- WHAT YOU ARE ASKED TO DO -
Please set down all the lines beneath this one exactly, without the pictures.

- EXTRACTED MATERIAL -
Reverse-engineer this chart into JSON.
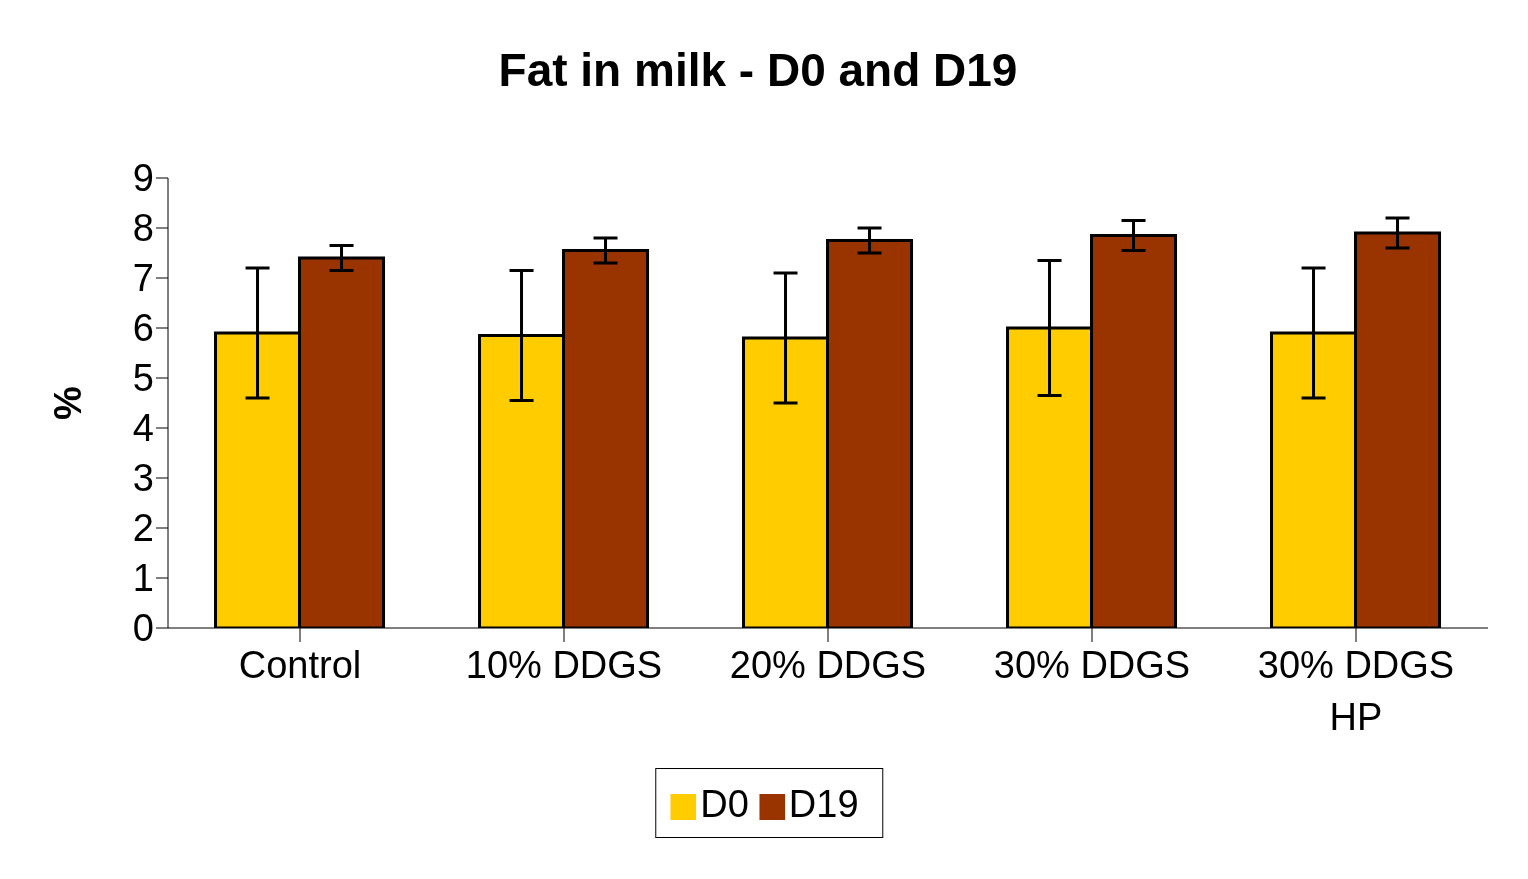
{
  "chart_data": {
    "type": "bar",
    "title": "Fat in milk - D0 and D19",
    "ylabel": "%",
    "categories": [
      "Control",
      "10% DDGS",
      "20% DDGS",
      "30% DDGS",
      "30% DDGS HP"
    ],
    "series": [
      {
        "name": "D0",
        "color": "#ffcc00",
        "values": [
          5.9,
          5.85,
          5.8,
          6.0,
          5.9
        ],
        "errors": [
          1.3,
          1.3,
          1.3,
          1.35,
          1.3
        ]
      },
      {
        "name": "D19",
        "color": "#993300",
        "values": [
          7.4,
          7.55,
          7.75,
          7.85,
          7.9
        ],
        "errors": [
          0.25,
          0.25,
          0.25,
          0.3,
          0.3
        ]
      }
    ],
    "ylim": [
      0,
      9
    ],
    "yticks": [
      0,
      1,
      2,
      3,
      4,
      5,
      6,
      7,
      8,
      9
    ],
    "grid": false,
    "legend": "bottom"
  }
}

- ANSWER TO THIS PROBLEM -
Reverse-engineer this chart into JSON.
{
  "chart_data": {
    "type": "bar",
    "title": "Fat in milk - D0 and D19",
    "ylabel": "%",
    "categories": [
      "Control",
      "10% DDGS",
      "20% DDGS",
      "30% DDGS",
      "30% DDGS HP"
    ],
    "series": [
      {
        "name": "D0",
        "color": "#ffcc00",
        "values": [
          5.9,
          5.85,
          5.8,
          6.0,
          5.9
        ],
        "errors": [
          1.3,
          1.3,
          1.3,
          1.35,
          1.3
        ]
      },
      {
        "name": "D19",
        "color": "#993300",
        "values": [
          7.4,
          7.55,
          7.75,
          7.85,
          7.9
        ],
        "errors": [
          0.25,
          0.25,
          0.25,
          0.3,
          0.3
        ]
      }
    ],
    "ylim": [
      0,
      9
    ],
    "yticks": [
      0,
      1,
      2,
      3,
      4,
      5,
      6,
      7,
      8,
      9
    ],
    "grid": false,
    "legend": "bottom"
  }
}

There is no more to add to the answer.